Find the word "անվանումը" in the records below. List each line containing it.

## begin

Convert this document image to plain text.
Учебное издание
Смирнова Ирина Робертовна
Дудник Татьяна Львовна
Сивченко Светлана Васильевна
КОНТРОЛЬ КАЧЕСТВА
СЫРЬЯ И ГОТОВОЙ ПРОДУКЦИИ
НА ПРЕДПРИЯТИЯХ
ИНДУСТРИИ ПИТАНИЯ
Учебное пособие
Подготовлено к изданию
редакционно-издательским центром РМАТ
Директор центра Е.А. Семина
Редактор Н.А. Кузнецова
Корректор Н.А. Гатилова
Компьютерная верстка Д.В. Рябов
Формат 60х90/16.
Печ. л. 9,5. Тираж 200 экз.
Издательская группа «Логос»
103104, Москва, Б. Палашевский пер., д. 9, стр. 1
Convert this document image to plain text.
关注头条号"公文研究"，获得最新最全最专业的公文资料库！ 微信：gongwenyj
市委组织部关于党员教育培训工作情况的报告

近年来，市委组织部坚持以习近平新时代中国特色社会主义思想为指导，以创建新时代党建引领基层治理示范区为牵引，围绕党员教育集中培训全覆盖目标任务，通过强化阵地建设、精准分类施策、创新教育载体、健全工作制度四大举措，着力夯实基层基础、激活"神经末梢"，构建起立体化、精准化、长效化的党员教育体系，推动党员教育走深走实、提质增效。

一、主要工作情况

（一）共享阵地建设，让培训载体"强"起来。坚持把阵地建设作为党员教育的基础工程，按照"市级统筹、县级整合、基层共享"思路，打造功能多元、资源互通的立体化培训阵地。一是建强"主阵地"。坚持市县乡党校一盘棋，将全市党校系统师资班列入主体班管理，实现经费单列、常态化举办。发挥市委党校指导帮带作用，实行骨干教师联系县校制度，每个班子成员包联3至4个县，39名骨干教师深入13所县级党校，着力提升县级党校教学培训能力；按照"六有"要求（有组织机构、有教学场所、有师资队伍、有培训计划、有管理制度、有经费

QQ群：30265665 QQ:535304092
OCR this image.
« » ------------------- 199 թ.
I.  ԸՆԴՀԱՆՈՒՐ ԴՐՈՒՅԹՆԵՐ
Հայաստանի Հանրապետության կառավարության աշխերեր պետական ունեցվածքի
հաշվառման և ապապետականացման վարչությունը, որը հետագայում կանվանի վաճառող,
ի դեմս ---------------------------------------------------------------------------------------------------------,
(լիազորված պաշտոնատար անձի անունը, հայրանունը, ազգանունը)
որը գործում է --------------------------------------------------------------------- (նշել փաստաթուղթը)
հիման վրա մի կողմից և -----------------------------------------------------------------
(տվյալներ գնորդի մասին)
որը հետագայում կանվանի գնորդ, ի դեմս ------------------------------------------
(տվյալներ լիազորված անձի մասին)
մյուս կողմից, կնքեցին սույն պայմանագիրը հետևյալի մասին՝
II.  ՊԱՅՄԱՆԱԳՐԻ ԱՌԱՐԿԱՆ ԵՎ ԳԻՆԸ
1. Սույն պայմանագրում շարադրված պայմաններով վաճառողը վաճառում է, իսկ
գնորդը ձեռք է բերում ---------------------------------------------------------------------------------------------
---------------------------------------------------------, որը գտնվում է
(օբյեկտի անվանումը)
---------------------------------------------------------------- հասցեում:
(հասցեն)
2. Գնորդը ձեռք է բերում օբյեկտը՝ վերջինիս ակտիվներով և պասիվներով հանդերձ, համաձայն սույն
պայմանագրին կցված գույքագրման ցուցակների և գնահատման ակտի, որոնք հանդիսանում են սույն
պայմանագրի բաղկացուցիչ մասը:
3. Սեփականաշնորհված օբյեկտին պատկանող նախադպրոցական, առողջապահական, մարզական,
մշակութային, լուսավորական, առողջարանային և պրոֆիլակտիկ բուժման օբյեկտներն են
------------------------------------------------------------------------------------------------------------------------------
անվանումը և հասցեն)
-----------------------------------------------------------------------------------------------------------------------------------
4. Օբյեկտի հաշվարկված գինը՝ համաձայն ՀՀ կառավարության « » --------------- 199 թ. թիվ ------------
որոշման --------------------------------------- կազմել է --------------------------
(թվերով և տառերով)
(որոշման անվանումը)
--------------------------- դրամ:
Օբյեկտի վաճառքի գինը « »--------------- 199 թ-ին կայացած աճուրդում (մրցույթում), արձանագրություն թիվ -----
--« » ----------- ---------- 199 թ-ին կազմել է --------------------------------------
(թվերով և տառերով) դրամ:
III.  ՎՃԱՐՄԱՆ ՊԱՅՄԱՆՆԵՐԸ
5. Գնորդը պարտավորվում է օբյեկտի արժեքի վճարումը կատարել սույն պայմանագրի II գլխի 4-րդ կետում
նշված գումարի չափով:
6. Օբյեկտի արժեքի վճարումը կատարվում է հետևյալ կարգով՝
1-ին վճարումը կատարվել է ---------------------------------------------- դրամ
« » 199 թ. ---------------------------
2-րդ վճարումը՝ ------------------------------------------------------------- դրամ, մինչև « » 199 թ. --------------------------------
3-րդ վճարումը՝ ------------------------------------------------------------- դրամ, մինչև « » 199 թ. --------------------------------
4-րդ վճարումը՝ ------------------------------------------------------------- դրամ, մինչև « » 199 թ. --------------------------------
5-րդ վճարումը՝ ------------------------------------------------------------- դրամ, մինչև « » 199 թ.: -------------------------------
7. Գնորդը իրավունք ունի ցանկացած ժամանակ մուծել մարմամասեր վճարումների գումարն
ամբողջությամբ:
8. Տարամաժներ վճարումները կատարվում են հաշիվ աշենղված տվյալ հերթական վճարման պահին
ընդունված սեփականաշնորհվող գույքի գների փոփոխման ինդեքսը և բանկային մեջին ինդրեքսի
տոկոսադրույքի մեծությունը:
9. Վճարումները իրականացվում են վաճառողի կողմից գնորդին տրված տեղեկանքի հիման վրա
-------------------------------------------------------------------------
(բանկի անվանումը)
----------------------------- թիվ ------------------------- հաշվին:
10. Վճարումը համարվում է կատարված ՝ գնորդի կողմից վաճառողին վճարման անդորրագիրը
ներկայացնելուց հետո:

## end

> _SOLVED PROBLEM_:
(օբյեկտի անվանումը)
անվանումը և հասցեն)
(որոշման անվանումը)
(բանկի անվանումը)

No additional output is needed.